Records
________________________

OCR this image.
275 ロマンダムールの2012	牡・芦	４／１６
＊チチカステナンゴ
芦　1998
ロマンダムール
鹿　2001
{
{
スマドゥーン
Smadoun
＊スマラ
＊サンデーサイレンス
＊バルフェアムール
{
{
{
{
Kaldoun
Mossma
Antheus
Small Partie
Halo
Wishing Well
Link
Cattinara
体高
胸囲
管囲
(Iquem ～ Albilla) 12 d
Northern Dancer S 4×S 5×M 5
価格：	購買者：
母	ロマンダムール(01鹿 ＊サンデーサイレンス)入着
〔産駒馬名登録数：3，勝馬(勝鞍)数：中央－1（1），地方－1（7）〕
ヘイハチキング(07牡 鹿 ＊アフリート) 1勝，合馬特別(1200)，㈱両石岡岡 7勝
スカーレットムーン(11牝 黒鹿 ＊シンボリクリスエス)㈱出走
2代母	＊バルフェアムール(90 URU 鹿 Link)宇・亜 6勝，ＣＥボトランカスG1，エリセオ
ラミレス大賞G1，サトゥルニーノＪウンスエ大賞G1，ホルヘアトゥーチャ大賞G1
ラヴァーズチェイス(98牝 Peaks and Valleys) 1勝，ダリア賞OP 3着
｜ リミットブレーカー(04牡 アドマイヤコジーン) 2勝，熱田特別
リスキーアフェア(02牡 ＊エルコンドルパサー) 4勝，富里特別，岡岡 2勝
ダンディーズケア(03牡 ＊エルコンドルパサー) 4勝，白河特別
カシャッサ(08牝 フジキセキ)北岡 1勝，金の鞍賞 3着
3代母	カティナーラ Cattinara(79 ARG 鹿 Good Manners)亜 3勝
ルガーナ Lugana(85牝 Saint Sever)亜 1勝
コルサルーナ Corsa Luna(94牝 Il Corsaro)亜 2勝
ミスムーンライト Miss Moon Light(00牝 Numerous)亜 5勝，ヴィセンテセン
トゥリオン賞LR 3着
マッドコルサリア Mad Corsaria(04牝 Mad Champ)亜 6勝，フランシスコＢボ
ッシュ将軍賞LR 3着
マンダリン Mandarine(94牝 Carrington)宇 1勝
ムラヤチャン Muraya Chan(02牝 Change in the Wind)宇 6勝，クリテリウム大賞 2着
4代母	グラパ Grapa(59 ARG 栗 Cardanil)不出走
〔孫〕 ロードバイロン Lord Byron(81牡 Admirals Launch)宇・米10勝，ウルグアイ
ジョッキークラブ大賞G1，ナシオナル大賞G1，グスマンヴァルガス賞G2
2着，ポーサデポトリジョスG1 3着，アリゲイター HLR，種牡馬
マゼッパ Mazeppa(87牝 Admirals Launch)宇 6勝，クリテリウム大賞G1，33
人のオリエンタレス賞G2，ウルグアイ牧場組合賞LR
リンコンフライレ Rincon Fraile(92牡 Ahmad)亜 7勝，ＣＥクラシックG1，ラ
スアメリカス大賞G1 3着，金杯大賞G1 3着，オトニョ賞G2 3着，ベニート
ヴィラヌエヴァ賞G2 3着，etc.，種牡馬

________________________

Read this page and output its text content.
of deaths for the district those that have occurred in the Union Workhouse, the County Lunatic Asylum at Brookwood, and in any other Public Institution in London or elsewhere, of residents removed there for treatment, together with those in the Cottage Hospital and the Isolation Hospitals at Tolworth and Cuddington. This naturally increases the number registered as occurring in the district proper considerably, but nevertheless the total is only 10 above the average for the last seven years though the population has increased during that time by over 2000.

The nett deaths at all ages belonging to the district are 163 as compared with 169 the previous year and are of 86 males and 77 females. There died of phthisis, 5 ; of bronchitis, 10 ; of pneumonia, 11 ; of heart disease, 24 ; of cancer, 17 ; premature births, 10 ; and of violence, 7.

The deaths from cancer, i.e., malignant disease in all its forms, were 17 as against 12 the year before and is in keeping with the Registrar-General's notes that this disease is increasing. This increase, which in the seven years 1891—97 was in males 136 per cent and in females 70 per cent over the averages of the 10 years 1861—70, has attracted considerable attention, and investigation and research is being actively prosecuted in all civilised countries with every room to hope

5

________________________

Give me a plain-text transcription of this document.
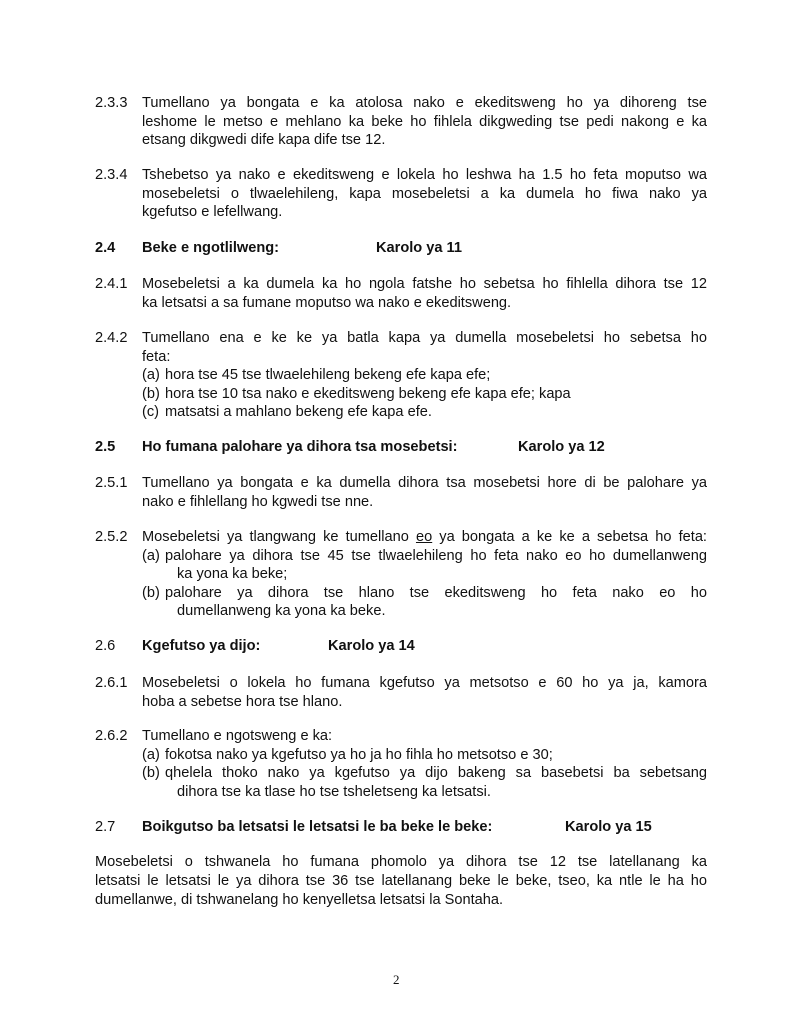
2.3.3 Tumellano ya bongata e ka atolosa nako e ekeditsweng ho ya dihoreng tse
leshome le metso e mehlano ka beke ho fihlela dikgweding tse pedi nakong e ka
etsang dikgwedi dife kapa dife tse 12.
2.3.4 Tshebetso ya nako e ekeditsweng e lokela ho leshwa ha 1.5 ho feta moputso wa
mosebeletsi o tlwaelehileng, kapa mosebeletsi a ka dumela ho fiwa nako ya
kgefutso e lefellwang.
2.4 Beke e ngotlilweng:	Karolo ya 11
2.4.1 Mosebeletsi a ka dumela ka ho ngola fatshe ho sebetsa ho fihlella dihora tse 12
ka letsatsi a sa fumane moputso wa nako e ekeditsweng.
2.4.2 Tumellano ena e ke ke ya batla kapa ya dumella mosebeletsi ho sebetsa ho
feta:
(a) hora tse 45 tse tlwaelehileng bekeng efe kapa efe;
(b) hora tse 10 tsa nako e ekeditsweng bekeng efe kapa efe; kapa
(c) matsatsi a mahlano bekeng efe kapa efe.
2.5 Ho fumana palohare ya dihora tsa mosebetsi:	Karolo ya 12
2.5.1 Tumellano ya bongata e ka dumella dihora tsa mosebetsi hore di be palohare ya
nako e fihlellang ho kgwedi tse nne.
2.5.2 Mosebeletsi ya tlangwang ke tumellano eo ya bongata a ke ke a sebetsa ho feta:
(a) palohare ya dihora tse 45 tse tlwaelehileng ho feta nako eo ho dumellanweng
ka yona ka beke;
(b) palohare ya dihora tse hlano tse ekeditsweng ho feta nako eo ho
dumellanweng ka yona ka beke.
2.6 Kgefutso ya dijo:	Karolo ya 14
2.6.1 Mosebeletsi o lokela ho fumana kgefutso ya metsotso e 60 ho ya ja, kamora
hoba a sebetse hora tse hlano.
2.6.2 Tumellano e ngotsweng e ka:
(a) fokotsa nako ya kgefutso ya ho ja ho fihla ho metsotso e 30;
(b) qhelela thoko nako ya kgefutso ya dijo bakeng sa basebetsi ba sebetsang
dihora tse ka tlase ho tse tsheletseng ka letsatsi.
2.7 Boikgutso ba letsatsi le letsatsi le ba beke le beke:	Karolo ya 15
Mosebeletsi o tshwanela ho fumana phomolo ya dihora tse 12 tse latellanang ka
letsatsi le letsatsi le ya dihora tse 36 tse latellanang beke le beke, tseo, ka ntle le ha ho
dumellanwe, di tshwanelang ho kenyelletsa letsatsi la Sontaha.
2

________________________

▶ [TASK] Which lines include the word "tlwaelehileng"? List them all.

▶ [WRITTEN ANSWER]
mosebeletsi o tlwaelehileng, kapa mosebeletsi a ka dumela ho fiwa nako ya
(a) hora tse 45 tse tlwaelehileng bekeng efe kapa efe;
(a) palohare ya dihora tse 45 tse tlwaelehileng ho feta nako eo ho dumellanweng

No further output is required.